Directive: Gather the lines from the material that contain "Microniser".

* Begin *

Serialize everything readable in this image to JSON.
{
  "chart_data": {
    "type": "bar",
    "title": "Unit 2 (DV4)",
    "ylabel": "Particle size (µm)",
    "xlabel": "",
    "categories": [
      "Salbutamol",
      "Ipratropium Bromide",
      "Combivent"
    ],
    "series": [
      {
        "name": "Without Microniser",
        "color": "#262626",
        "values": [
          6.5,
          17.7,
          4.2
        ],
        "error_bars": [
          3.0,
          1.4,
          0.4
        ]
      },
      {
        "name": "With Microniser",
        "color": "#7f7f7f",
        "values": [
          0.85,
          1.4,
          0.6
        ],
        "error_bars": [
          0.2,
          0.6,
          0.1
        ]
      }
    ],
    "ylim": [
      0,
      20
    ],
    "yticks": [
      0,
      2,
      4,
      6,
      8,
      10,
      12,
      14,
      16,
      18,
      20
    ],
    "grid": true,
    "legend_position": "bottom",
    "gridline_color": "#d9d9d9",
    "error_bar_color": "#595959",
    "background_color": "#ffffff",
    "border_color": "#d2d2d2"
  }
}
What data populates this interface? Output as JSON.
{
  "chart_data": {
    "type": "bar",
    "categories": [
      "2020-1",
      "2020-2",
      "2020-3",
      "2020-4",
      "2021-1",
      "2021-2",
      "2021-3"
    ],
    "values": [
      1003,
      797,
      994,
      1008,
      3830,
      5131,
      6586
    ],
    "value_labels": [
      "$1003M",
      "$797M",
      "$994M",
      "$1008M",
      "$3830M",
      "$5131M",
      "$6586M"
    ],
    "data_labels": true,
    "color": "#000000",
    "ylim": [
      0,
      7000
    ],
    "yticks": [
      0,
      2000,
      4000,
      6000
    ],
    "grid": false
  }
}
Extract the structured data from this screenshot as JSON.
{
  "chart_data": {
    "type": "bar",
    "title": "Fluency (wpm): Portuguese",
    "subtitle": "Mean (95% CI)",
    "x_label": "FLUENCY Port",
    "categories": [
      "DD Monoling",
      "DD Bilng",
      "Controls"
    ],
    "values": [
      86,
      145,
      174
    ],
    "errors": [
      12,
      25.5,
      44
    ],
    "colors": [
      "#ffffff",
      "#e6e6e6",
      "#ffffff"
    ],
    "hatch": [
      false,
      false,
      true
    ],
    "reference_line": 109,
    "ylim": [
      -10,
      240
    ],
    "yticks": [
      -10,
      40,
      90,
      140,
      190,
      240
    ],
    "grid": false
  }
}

* End *

The result:
        "name": "Without Microniser",
        "name": "With Microniser",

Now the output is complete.